PASSAGE GIVEN

>> Begin

Sting is one of the few older wrestlers to openly admit to having heavily used steroids during the 80s, although he claims he stopped sometime around 1990 (a change in his body around then seems to back that up). Unfortunately during the 90s, when he was at the height of his babyface powers, Sting was falling into the classic pro wrestling spiral of booze, painkillers and muscle-relaxers. Around the time he was first made the change to Crow Sting, he was at rock bottom personally – strung out on booze and drugs, depressed and on the skids with his wife. Shortly thereafter, in 1998, Sting became a born again Christian at the urging of his brother, which Sting credits with reversing his downfall. Whatever your opinion of the whole born again thing, it seems to have worked for Sting, and today he seems far healthier and happier than most pro wrestlers of his vintage.

7) The Rock scared Sting away from WWE. Today a large part of Sting’s mystique arises from the fact that he’s the only top WCW guy to have never made the leap to WWF/E (until now of course). There’s been a lot of speculation as to why – many assume his Christian values kept him from joining with the seedy circus of Vince McMahon, but that doesn’t really hold water. For most of his tenure with TNA, the company was actually significantly edgier than WWE.

No, it wasn’t an ethical issue that kept Sting clear of Titan Towers — during the 90s Sting stuck with WCW because he was close friends with Eric Bischoff, who made sure Sting was very well taken care of financially, and Sting actually was interested in signing with WWF when WCW closed up shop, or at least he was until he witnessed an infamous segment featuring The Rock and Booker T.

>> End

EXERCISE REQUIREMENTS
Answer these questions from the passage about Sting above:
1. In what year did Sting become a born again Christian, and who urged him to do it?
2. Why did Sting stay with WCW during the 90s?
3. What did Sting witness that ended his interest in signing with WWF?

RAW DATA
>> Begin

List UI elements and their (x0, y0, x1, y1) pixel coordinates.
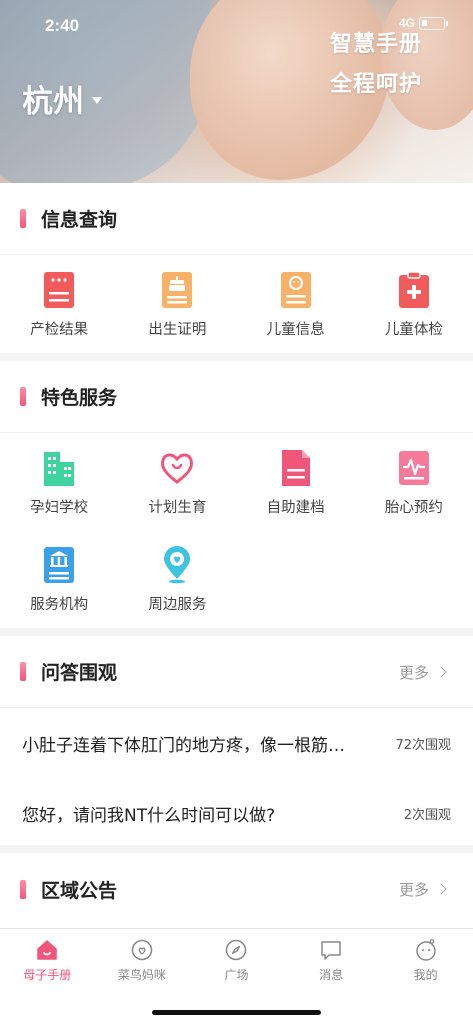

>> End

WRITTEN ANSWER
1. 1998, at the urging of his brother.
2. He was close friends with Eric Bischoff, who made sure he was very well taken care of financially.
3. An infamous segment featuring The Rock and Booker T.